What you will do: Return all lines that include the string "Efficiency".

Material to process:
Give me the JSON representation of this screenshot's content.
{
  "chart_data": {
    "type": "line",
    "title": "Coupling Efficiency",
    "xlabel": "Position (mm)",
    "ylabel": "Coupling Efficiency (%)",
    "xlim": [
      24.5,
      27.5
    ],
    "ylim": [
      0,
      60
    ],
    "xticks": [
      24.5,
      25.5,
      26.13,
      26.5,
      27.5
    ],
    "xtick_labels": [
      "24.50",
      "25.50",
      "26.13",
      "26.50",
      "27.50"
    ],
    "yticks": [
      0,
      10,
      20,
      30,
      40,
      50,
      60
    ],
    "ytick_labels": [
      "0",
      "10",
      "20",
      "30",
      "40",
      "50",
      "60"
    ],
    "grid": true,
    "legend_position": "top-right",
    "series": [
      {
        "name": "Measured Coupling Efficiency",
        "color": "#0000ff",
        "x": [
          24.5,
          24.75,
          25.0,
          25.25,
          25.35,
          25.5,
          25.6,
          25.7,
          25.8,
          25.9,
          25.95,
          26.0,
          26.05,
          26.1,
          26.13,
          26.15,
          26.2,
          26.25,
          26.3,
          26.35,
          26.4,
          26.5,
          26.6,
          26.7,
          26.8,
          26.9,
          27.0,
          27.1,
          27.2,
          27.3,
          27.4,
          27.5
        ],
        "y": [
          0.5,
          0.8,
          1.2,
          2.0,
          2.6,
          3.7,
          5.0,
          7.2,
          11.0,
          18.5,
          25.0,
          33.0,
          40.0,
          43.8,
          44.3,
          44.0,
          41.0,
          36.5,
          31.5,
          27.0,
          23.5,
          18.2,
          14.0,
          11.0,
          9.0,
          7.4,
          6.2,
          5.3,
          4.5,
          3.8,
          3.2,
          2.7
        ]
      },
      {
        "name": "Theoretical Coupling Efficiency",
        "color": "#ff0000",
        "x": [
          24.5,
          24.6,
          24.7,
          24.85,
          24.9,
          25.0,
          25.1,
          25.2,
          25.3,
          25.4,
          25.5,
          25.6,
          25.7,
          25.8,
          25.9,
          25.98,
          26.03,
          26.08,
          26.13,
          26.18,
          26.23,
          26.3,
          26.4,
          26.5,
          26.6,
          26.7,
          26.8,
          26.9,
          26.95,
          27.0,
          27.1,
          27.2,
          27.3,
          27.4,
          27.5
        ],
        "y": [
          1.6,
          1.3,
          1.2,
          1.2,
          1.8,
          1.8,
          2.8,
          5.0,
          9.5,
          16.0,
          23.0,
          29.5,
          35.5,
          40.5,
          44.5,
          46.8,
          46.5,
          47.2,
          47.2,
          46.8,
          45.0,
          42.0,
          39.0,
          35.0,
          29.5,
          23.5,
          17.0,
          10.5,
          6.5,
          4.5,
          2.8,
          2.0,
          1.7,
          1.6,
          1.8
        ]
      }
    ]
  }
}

Answer:
    "title": "Coupling Efficiency",
    "ylabel": "Coupling Efficiency (%)",
        "name": "Measured Coupling Efficiency",
        "name": "Theoretical Coupling Efficiency",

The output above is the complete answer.